- Data excerpts:
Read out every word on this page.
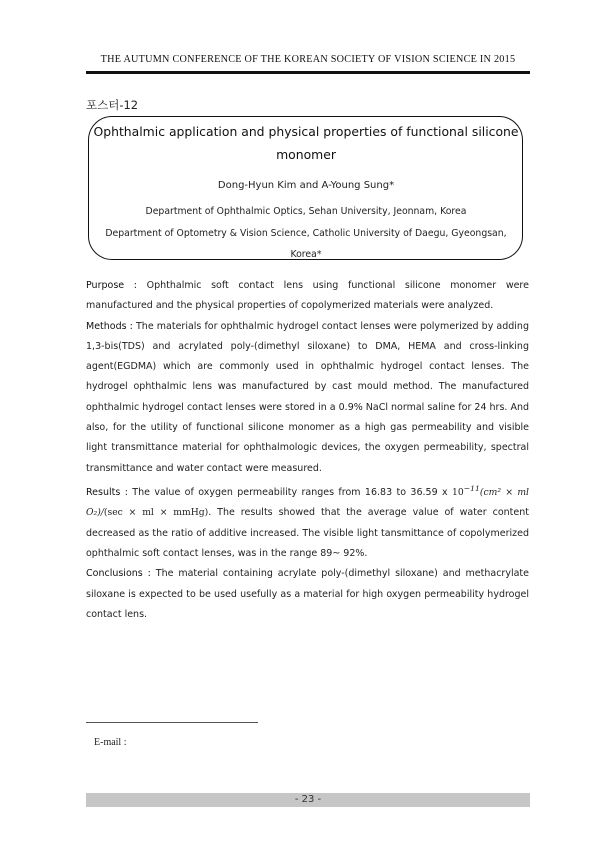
THE AUTUMN CONFERENCE OF THE KOREAN SOCIETY OF VISION SCIENCE IN 2015
포스터-12
Ophthalmic application and physical properties of functional silicone
monomer
Dong-Hyun Kim and A-Young Sung*
Department of Ophthalmic Optics, Sehan University, Jeonnam, Korea
Department of Optometry & Vision Science, Catholic University of Daegu, Gyeongsan,
Korea*

Purpose : Ophthalmic soft contact lens using functional silicone monomer were manufactured and the physical properties of copolymerized materials were analyzed.

Methods : The materials for ophthalmic hydrogel contact lenses were polymerized by adding 1,3-bis(TDS) and acrylated poly-(dimethyl siloxane) to DMA, HEMA and cross-linking agent(EGDMA) which are commonly used in ophthalmic hydrogel contact lenses. The hydrogel ophthalmic lens was manufactured by cast mould method. The manufactured ophthalmic hydrogel contact lenses were stored in a 0.9% NaCl normal saline for 24 hrs. And also, for the utility of functional silicone monomer as a high gas permeability and visible light transmittance material for ophthalmologic devices, the oxygen permeability, spectral transmittance and water contact were measured.

Results : The value of oxygen permeability ranges from 16.83 to 36.59 x $10^{-11}(cm^2$ × ml O₂)/(sec × ml × mmHg). The results showed that the average value of water content decreased as the ratio of additive increased. The visible light tansmittance of copolymerized ophthalmic soft contact lenses, was in the range 89~ 92%.

Conclusions : The material containing acrylate poly-(dimethyl siloxane) and methacrylate siloxane is expected to be used usefully as a material for high oxygen permeability hydrogel contact lens.

E-mail :
- 23 -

- Goal:
Please set down each line of the data above exactly as written, without the pictures.

- Response below:
Read out every word on this page.
THE AUTUMN CONFERENCE OF THE KOREAN SOCIETY OF VISION SCIENCE IN 2015
포스터-12
Ophthalmic application and physical properties of functional silicone
monomer
Dong-Hyun Kim and A-Young Sung*
Department of Ophthalmic Optics, Sehan University, Jeonnam, Korea
Department of Optometry & Vision Science, Catholic University of Daegu, Gyeongsan,
Korea*

Purpose : Ophthalmic soft contact lens using functional silicone monomer were manufactured and the physical properties of copolymerized materials were analyzed.

Methods : The materials for ophthalmic hydrogel contact lenses were polymerized by adding 1,3-bis(TDS) and acrylated poly-(dimethyl siloxane) to DMA, HEMA and cross-linking agent(EGDMA) which are commonly used in ophthalmic hydrogel contact lenses. The hydrogel ophthalmic lens was manufactured by cast mould method. The manufactured ophthalmic hydrogel contact lenses were stored in a 0.9% NaCl normal saline for 24 hrs. And also, for the utility of functional silicone monomer as a high gas permeability and visible light transmittance material for ophthalmologic devices, the oxygen permeability, spectral transmittance and water contact were measured.

Results : The value of oxygen permeability ranges from 16.83 to 36.59 x $10^{-11}(cm^2$ × ml O₂)/(sec × ml × mmHg). The results showed that the average value of water content decreased as the ratio of additive increased. The visible light tansmittance of copolymerized ophthalmic soft contact lenses, was in the range 89~ 92%.

Conclusions : The material containing acrylate poly-(dimethyl siloxane) and methacrylate siloxane is expected to be used usefully as a material for high oxygen permeability hydrogel contact lens.

E-mail :
- 23 -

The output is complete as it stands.